List all lines of the data that include the string "plural".

─── Entries ───

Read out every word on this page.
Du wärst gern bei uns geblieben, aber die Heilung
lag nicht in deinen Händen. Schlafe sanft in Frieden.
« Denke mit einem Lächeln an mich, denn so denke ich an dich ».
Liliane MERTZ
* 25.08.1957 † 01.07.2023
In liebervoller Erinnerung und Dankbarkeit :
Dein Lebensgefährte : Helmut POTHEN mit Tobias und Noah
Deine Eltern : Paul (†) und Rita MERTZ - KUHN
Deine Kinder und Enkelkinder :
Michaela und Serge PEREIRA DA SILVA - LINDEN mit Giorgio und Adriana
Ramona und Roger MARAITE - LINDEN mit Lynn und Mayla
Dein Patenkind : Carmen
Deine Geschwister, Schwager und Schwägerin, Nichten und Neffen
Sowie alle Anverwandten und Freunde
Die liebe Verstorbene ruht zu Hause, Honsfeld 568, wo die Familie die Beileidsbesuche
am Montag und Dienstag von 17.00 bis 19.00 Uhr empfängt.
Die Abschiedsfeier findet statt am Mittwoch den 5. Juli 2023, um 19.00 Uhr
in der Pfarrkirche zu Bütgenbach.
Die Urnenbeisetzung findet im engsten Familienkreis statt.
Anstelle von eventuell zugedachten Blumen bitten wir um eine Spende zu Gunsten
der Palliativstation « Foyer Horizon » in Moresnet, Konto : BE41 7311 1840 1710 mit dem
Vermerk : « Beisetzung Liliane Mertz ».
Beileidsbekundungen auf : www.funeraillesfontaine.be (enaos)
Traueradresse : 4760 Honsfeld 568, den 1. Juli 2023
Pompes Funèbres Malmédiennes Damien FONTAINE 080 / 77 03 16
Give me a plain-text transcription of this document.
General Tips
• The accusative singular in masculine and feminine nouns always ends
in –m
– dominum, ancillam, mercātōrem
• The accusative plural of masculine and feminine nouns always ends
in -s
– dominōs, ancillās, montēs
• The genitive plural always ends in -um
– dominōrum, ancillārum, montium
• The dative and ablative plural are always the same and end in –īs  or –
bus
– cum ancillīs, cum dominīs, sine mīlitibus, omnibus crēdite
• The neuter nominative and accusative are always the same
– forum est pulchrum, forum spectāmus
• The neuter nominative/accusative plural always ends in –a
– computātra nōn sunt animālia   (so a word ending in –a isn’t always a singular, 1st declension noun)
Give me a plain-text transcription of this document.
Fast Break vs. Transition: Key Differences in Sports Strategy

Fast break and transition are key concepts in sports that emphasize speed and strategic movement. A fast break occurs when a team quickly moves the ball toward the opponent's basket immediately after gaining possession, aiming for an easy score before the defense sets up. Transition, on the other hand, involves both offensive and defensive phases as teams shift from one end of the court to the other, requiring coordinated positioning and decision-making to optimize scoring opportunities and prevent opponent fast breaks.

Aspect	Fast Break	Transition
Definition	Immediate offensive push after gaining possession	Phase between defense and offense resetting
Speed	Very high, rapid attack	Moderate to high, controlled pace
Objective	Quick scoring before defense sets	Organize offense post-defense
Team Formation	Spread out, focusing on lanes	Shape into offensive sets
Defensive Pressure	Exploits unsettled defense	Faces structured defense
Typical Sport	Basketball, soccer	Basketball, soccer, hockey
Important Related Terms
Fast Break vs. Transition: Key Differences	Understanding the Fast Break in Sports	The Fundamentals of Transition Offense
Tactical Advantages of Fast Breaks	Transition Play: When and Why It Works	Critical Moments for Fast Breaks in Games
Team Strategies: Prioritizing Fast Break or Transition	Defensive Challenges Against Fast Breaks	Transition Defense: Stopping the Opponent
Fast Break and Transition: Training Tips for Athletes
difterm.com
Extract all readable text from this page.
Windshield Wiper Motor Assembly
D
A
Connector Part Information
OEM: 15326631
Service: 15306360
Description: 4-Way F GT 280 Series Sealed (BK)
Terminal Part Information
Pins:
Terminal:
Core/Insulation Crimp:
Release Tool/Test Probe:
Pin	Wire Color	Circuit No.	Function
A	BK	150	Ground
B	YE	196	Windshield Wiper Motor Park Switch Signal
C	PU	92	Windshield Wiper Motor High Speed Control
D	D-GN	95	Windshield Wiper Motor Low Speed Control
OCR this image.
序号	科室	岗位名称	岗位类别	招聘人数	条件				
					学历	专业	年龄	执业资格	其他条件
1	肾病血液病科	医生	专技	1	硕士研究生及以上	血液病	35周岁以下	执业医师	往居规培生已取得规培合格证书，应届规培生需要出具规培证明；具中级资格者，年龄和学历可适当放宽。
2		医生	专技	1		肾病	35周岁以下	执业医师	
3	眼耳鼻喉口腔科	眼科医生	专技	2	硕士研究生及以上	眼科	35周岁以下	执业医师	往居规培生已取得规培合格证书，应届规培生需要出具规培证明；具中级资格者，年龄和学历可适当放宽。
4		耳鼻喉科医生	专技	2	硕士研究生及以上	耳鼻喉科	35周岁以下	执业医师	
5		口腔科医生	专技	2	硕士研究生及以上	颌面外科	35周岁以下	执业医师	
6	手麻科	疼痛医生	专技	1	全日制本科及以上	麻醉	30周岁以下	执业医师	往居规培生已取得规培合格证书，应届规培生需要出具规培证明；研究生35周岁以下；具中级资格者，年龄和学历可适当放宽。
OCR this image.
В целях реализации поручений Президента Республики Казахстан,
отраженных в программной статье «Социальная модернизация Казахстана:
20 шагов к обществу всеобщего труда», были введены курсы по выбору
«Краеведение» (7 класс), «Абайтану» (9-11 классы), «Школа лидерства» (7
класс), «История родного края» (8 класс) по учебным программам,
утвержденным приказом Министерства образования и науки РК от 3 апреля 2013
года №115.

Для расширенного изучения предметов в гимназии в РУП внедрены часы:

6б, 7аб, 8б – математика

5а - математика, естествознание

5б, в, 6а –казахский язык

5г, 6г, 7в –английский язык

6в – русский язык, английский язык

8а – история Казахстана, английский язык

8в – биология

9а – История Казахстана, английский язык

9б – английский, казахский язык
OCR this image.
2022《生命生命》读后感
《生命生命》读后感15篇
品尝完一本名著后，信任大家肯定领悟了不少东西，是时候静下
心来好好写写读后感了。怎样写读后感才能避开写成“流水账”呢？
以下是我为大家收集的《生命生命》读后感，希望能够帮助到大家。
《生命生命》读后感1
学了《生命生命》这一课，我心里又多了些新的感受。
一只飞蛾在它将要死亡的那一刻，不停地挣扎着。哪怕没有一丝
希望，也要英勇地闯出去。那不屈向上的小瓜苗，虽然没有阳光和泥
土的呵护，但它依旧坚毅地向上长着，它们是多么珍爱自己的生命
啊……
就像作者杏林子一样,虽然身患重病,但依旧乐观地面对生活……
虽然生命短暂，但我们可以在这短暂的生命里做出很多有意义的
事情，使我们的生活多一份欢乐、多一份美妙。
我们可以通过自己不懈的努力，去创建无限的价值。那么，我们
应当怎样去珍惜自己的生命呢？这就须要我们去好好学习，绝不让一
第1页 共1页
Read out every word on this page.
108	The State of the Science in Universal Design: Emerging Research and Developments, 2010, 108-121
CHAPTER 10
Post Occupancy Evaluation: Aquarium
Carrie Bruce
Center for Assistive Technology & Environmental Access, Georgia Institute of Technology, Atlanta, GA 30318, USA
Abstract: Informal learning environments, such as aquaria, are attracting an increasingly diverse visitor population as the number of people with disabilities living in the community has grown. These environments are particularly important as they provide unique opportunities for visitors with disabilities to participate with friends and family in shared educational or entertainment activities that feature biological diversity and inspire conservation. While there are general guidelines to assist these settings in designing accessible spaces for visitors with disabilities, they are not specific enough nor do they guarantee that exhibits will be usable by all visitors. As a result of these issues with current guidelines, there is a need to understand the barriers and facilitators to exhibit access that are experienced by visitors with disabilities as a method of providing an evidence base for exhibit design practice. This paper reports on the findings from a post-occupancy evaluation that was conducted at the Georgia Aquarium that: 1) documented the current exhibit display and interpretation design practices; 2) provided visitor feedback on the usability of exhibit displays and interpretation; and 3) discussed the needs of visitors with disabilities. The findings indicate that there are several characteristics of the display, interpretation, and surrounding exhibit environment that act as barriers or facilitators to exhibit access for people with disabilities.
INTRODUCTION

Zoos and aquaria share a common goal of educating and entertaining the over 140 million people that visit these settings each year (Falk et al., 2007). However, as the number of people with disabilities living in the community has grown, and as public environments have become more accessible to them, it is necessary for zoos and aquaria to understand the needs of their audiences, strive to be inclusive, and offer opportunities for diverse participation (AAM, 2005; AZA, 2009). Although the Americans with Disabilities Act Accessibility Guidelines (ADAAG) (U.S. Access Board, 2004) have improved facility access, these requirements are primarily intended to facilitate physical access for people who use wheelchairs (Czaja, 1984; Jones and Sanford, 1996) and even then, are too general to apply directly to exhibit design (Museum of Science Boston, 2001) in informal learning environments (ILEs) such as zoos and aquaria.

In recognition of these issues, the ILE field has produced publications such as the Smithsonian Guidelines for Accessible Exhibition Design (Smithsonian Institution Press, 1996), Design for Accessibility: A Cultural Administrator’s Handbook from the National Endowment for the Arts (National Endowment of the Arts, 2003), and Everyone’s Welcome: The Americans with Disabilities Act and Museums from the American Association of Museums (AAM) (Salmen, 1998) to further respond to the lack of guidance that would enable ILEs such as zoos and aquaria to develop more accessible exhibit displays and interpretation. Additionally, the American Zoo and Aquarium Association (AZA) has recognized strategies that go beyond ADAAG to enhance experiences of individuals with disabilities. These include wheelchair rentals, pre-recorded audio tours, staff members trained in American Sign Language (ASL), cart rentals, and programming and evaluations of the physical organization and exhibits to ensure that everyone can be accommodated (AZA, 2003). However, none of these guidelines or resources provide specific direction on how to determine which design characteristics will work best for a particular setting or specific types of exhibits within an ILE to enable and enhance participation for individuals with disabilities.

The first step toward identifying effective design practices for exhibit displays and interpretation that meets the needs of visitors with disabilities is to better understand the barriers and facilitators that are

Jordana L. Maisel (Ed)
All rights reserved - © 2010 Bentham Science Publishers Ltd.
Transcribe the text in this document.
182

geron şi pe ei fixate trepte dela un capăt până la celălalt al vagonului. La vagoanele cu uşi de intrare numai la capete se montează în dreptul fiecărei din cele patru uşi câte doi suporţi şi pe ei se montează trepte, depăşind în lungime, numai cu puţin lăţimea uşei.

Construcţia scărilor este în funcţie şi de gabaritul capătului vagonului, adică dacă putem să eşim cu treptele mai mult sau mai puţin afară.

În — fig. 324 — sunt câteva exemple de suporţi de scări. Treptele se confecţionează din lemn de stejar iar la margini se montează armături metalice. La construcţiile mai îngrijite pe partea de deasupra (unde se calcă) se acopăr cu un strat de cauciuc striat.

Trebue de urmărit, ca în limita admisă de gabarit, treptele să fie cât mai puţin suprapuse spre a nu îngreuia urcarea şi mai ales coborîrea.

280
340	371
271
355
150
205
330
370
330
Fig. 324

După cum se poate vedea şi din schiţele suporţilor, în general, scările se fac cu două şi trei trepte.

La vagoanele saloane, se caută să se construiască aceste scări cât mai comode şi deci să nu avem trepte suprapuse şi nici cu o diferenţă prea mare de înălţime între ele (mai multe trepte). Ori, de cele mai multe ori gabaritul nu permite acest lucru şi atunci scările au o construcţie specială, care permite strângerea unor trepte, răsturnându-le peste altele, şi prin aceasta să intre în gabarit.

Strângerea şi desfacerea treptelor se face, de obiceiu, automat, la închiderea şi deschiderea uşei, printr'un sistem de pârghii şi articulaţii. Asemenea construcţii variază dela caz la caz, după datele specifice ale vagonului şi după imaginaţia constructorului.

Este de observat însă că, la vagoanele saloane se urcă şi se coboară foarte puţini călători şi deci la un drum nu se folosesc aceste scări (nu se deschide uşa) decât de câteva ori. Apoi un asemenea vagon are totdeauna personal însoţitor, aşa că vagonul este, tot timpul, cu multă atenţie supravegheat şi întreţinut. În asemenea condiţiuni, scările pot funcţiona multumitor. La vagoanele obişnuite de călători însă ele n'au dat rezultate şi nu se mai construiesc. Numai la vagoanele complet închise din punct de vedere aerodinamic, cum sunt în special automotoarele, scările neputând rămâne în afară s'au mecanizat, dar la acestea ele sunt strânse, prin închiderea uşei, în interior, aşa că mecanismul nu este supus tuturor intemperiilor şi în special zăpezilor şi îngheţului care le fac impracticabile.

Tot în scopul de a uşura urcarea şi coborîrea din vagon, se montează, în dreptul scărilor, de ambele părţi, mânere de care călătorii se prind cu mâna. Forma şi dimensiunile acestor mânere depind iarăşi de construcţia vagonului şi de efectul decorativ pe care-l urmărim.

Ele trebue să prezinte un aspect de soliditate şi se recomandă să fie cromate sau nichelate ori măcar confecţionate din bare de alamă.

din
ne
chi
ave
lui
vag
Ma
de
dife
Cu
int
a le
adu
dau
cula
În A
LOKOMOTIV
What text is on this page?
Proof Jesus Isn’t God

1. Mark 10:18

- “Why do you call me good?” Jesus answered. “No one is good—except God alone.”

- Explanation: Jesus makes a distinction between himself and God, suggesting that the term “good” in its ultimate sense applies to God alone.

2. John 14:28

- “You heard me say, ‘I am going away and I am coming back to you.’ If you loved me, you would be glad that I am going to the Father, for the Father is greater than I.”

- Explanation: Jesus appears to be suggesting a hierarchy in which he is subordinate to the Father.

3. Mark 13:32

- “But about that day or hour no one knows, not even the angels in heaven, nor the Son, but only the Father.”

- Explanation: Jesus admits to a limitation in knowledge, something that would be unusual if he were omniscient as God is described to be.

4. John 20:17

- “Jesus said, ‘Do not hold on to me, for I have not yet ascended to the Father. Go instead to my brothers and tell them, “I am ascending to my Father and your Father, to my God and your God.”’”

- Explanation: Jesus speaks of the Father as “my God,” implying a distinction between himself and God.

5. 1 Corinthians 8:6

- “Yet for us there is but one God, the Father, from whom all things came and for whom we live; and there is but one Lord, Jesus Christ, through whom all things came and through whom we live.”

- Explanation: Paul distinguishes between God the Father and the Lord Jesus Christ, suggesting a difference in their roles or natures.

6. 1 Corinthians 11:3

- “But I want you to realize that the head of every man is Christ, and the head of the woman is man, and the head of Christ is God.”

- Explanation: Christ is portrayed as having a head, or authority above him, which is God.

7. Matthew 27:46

───

_Reply to the exercise_
• The accusative plural of masculine and feminine nouns always ends
• The genitive plural always ends in -um
• The dative and ablative plural are always the same and end in –īs  or –
• The neuter nominative/accusative plural always ends in –a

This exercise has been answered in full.